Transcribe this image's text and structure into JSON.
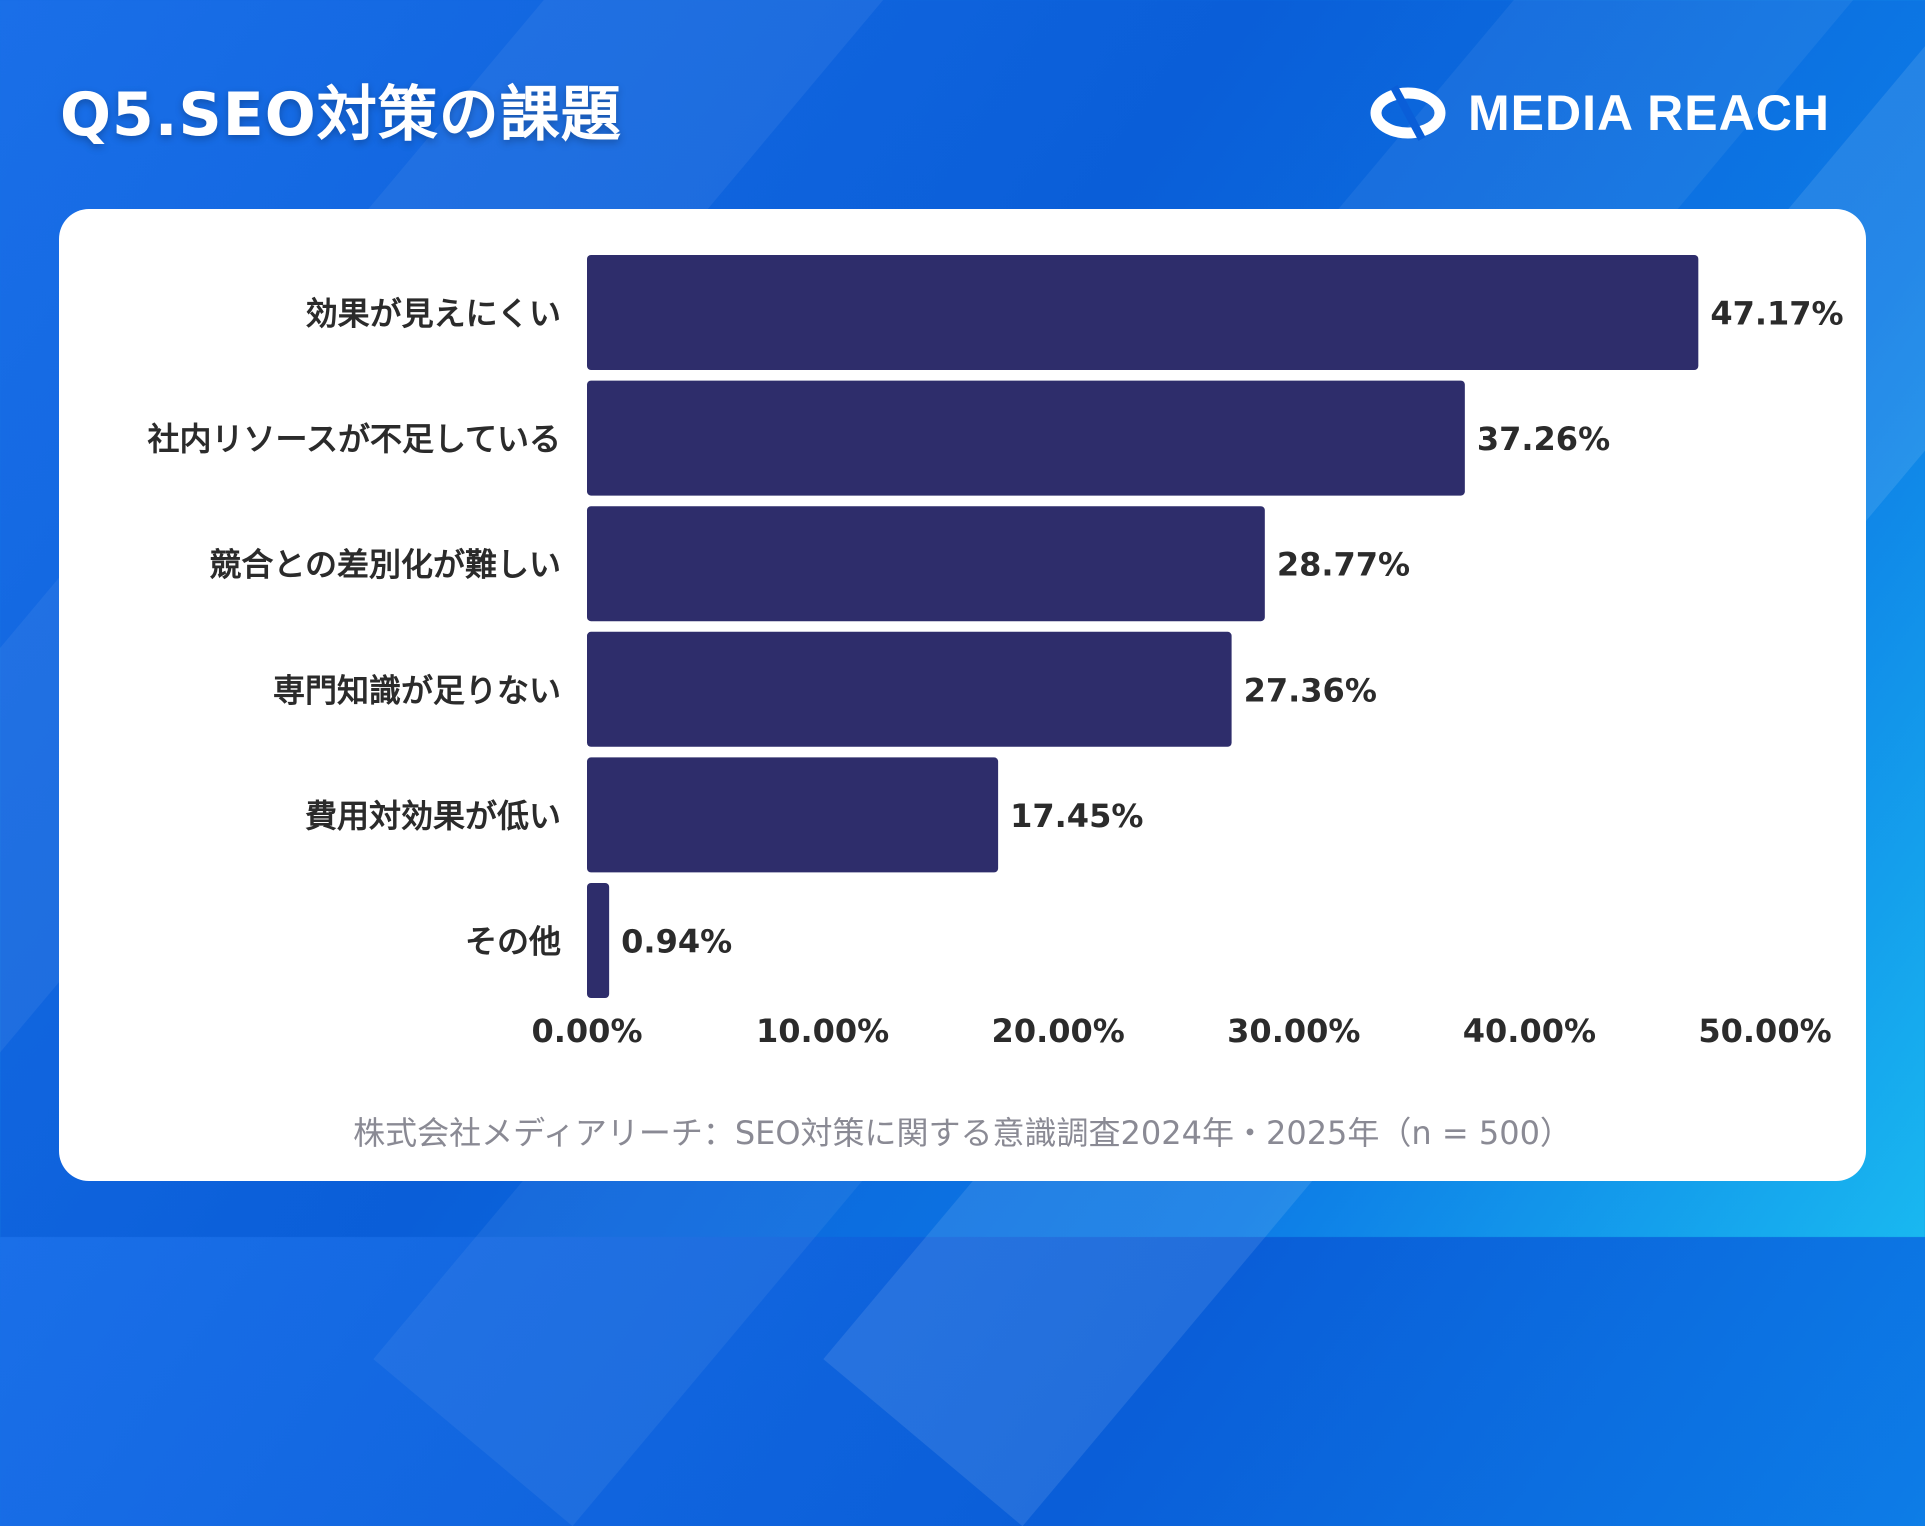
{
  "header": {
    "title": "Q5.SEO対策の課題",
    "logo_text": "MEDIA REACH"
  },
  "colors": {
    "bar": "#2e2d6b",
    "background": "#0a5ed8",
    "text": "#2b2b2b"
  },
  "chart_data": {
    "type": "bar",
    "orientation": "horizontal",
    "categories": [
      "効果が見えにくい",
      "社内リソースが不足している",
      "競合との差別化が難しい",
      "専門知識が足りない",
      "費用対効果が低い",
      "その他"
    ],
    "values": [
      47.17,
      37.26,
      28.77,
      27.36,
      17.45,
      0.94
    ],
    "value_labels": [
      "47.17%",
      "37.26%",
      "28.77%",
      "27.36%",
      "17.45%",
      "0.94%"
    ],
    "xlim": [
      0,
      50
    ],
    "x_ticks": [
      0,
      10,
      20,
      30,
      40,
      50
    ],
    "x_tick_labels": [
      "0.00%",
      "10.00%",
      "20.00%",
      "30.00%",
      "40.00%",
      "50.00%"
    ],
    "grid": false,
    "legend": "none"
  },
  "footer": {
    "source": "株式会社メディアリーチ：SEO対策に関する意識調査2024年・2025年（n = 500）"
  }
}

#####

» **STATED EXERCISE**
From the listing, extract all text exactly as given and drop any picture.

» **RESPONSE TO THE TASK**
Transcribe this image's text and structure into JSON.
{
  "header": {
    "title": "Q5.SEO対策の課題",
    "logo_text": "MEDIA REACH"
  },
  "colors": {
    "bar": "#2e2d6b",
    "background": "#0a5ed8",
    "text": "#2b2b2b"
  },
  "chart_data": {
    "type": "bar",
    "orientation": "horizontal",
    "categories": [
      "効果が見えにくい",
      "社内リソースが不足している",
      "競合との差別化が難しい",
      "専門知識が足りない",
      "費用対効果が低い",
      "その他"
    ],
    "values": [
      47.17,
      37.26,
      28.77,
      27.36,
      17.45,
      0.94
    ],
    "value_labels": [
      "47.17%",
      "37.26%",
      "28.77%",
      "27.36%",
      "17.45%",
      "0.94%"
    ],
    "xlim": [
      0,
      50
    ],
    "x_ticks": [
      0,
      10,
      20,
      30,
      40,
      50
    ],
    "x_tick_labels": [
      "0.00%",
      "10.00%",
      "20.00%",
      "30.00%",
      "40.00%",
      "50.00%"
    ],
    "grid": false,
    "legend": "none"
  },
  "footer": {
    "source": "株式会社メディアリーチ：SEO対策に関する意識調査2024年・2025年（n = 500）"
  }
}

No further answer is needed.